What you will do:
Render the material again word for word, skipping the pictures in it.

________

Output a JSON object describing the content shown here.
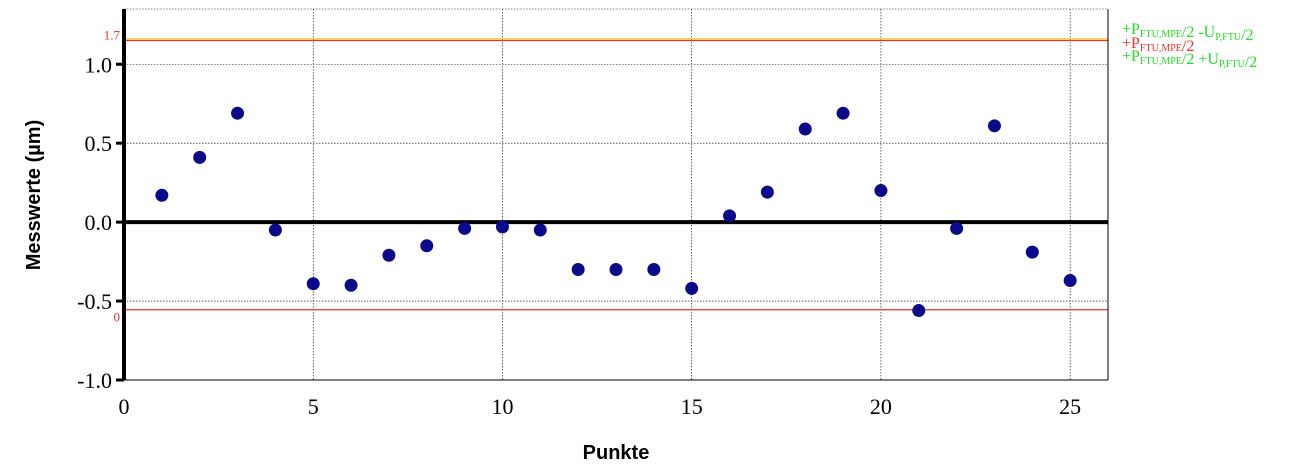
{
  "chart_data": {
    "type": "scatter",
    "xlabel": "Punkte",
    "ylabel": "Messwerte (µm)",
    "xlim": [
      0,
      26
    ],
    "ylim": [
      -1.0,
      1.35
    ],
    "x_ticks": [
      0,
      5,
      10,
      15,
      20,
      25
    ],
    "y_ticks": [
      -1.0,
      -0.5,
      0.0,
      0.5,
      1.0
    ],
    "y_tick_labels": [
      "-1.0",
      "-0.5",
      "0.0",
      "0.5",
      "1.0"
    ],
    "grid": true,
    "points": {
      "x": [
        1,
        2,
        3,
        4,
        5,
        6,
        7,
        8,
        9,
        10,
        11,
        12,
        13,
        14,
        15,
        16,
        17,
        18,
        19,
        20,
        21,
        22,
        23,
        24,
        25
      ],
      "y": [
        0.17,
        0.41,
        0.69,
        -0.05,
        -0.39,
        -0.4,
        -0.21,
        -0.15,
        -0.04,
        -0.03,
        -0.05,
        -0.3,
        -0.3,
        -0.3,
        -0.42,
        0.04,
        0.19,
        0.59,
        0.69,
        0.2,
        -0.56,
        -0.04,
        0.61,
        -0.19,
        -0.37
      ],
      "color": "#0a0a8a"
    },
    "reference_lines": [
      {
        "y": 1.15,
        "color": "#e8322e",
        "tag": "1.7"
      },
      {
        "y": 1.16,
        "color": "#ffb000",
        "tag": ""
      },
      {
        "y": -0.555,
        "color": "#e8322e",
        "tag": "0"
      }
    ],
    "legend": {
      "placement": "right",
      "entries": [
        {
          "prefix": "+P",
          "sub1": "FTU,MPE",
          "mid": "/2 -U",
          "sub2": "P,FTU",
          "suffix": "/2",
          "color": "#22dd22"
        },
        {
          "prefix": "+P",
          "sub1": "FTU,MPE",
          "mid": "/2",
          "sub2": "",
          "suffix": "",
          "color": "#e8322e"
        },
        {
          "prefix": "+P",
          "sub1": "FTU,MPE",
          "mid": "/2 +U",
          "sub2": "P,FTU",
          "suffix": "/2",
          "color": "#22dd22"
        }
      ]
    }
  }
}
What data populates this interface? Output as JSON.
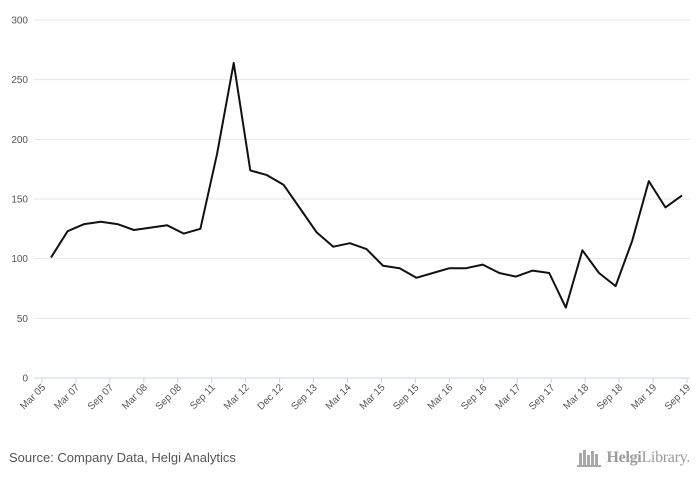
{
  "chart_data": {
    "type": "line",
    "title": "",
    "xlabel": "",
    "ylabel": "",
    "ylim": [
      0,
      300
    ],
    "yticks": [
      0,
      50,
      100,
      150,
      200,
      250,
      300
    ],
    "grid": true,
    "legend": "none",
    "line_color": "#111111",
    "x_tick_labels": [
      "Mar 05",
      "Mar 07",
      "Sep 07",
      "Mar 08",
      "Sep 08",
      "Sep 11",
      "Mar 12",
      "Dec 12",
      "Sep 13",
      "Mar 14",
      "Mar 15",
      "Sep 15",
      "Mar 16",
      "Sep 16",
      "Mar 17",
      "Sep 17",
      "Mar 18",
      "Sep 18",
      "Mar 19",
      "Sep 19"
    ],
    "series": [
      {
        "values": [
          101,
          123,
          129,
          131,
          129,
          124,
          126,
          128,
          121,
          125,
          188,
          264,
          174,
          170,
          162,
          142,
          122,
          110,
          113,
          108,
          94,
          92,
          84,
          88,
          92,
          92,
          95,
          88,
          85,
          90,
          88,
          59,
          107,
          88,
          77,
          115,
          165,
          143,
          153
        ]
      }
    ]
  },
  "footer": {
    "source": "Source: Company Data, Helgi Analytics",
    "brand_bold": "Helgi",
    "brand_light": "Library."
  }
}
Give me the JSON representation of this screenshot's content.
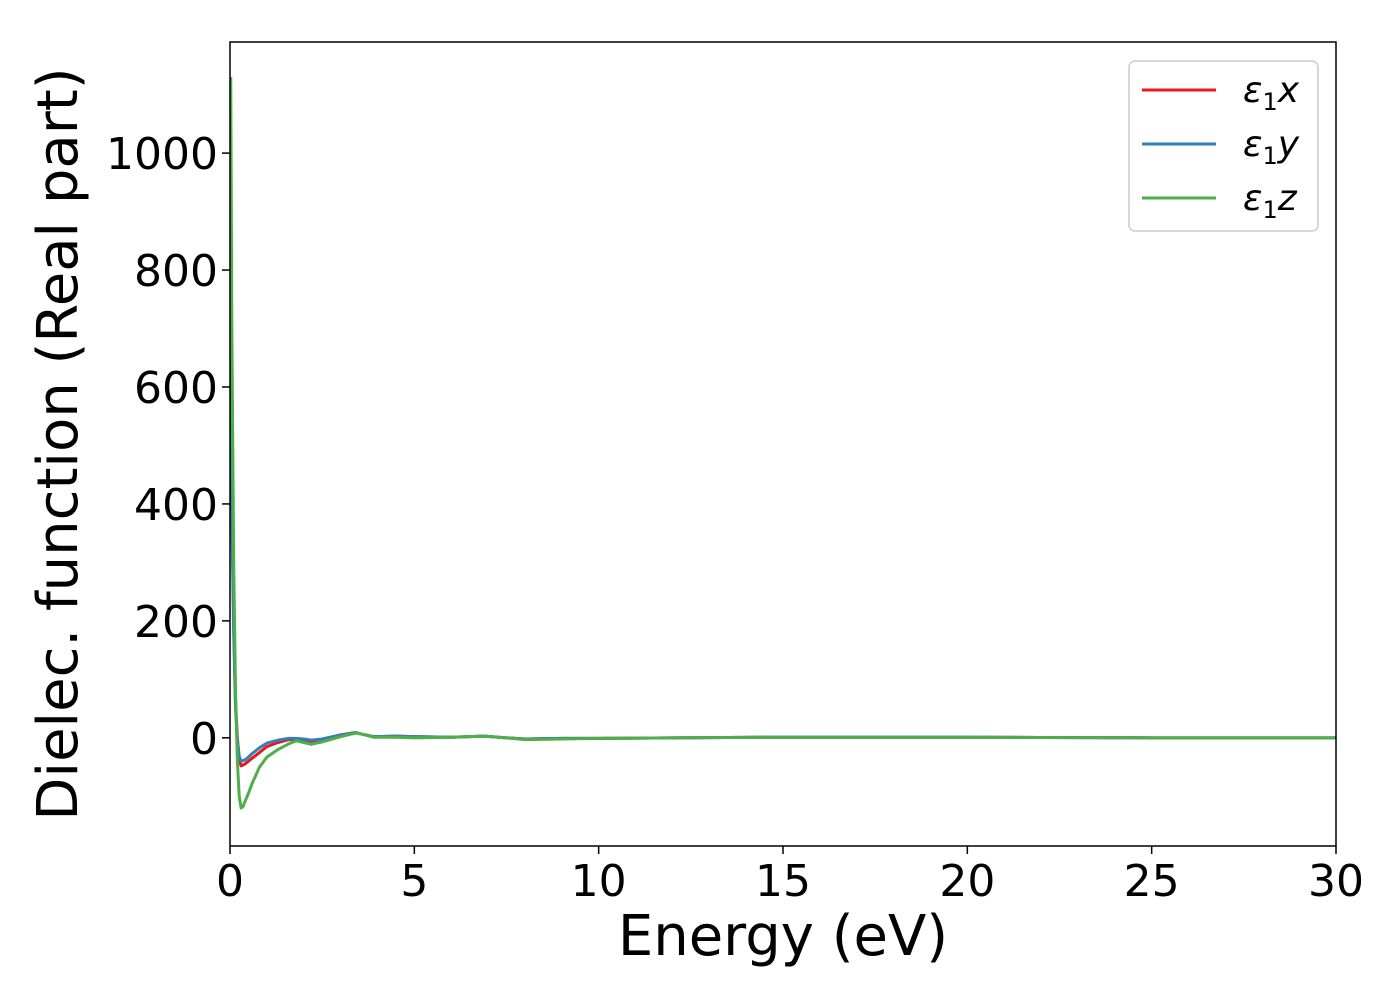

________

Task result:
Output a JSON object describing the content shown here.
{
  "chart_data": {
    "type": "scatter",
    "xlabel": "Punkte",
    "ylabel": "Messwerte (µm)",
    "xlim": [
      0,
      26
    ],
    "ylim": [
      -1.0,
      1.35
    ],
    "x_ticks": [
      0,
      5,
      10,
      15,
      20,
      25
    ],
    "y_ticks": [
      -1.0,
      -0.5,
      0.0,
      0.5,
      1.0
    ],
    "y_tick_labels": [
      "-1.0",
      "-0.5",
      "0.0",
      "0.5",
      "1.0"
    ],
    "grid": true,
    "points": {
      "x": [
        1,
        2,
        3,
        4,
        5,
        6,
        7,
        8,
        9,
        10,
        11,
        12,
        13,
        14,
        15,
        16,
        17,
        18,
        19,
        20,
        21,
        22,
        23,
        24,
        25
      ],
      "y": [
        0.17,
        0.41,
        0.69,
        -0.05,
        -0.39,
        -0.4,
        -0.21,
        -0.15,
        -0.04,
        -0.03,
        -0.05,
        -0.3,
        -0.3,
        -0.3,
        -0.42,
        0.04,
        0.19,
        0.59,
        0.69,
        0.2,
        -0.56,
        -0.04,
        0.61,
        -0.19,
        -0.37
      ],
      "color": "#0a0a8a"
    },
    "reference_lines": [
      {
        "y": 1.15,
        "color": "#e8322e",
        "tag": "1.7"
      },
      {
        "y": 1.16,
        "color": "#ffb000",
        "tag": ""
      },
      {
        "y": -0.555,
        "color": "#e8322e",
        "tag": "0"
      }
    ],
    "legend": {
      "placement": "right",
      "entries": [
        {
          "prefix": "+P",
          "sub1": "FTU,MPE",
          "mid": "/2 -U",
          "sub2": "P,FTU",
          "suffix": "/2",
          "color": "#22dd22"
        },
        {
          "prefix": "+P",
          "sub1": "FTU,MPE",
          "mid": "/2",
          "sub2": "",
          "suffix": "",
          "color": "#e8322e"
        },
        {
          "prefix": "+P",
          "sub1": "FTU,MPE",
          "mid": "/2 +U",
          "sub2": "P,FTU",
          "suffix": "/2",
          "color": "#22dd22"
        }
      ]
    }
  }
}
What data populates this interface? Output as JSON.
{
  "chart_data": {
    "type": "line",
    "title": "",
    "xlabel": "",
    "ylabel": "",
    "ylim": [
      0,
      300
    ],
    "yticks": [
      0,
      50,
      100,
      150,
      200,
      250,
      300
    ],
    "grid": true,
    "legend": "none",
    "line_color": "#111111",
    "x_tick_labels": [
      "Mar 05",
      "Mar 07",
      "Sep 07",
      "Mar 08",
      "Sep 08",
      "Sep 11",
      "Mar 12",
      "Dec 12",
      "Sep 13",
      "Mar 14",
      "Mar 15",
      "Sep 15",
      "Mar 16",
      "Sep 16",
      "Mar 17",
      "Sep 17",
      "Mar 18",
      "Sep 18",
      "Mar 19",
      "Sep 19"
    ],
    "series": [
      {
        "values": [
          101,
          123,
          129,
          131,
          129,
          124,
          126,
          128,
          121,
          125,
          188,
          264,
          174,
          170,
          162,
          142,
          122,
          110,
          113,
          108,
          94,
          92,
          84,
          88,
          92,
          92,
          95,
          88,
          85,
          90,
          88,
          59,
          107,
          88,
          77,
          115,
          165,
          143,
          153
        ]
      }
    ]
  },
  "footer": {
    "source": "Source: Company Data, Helgi Analytics",
    "brand_bold": "Helgi",
    "brand_light": "Library."
  }
}
Give me the JSON representation of this screenshot's content.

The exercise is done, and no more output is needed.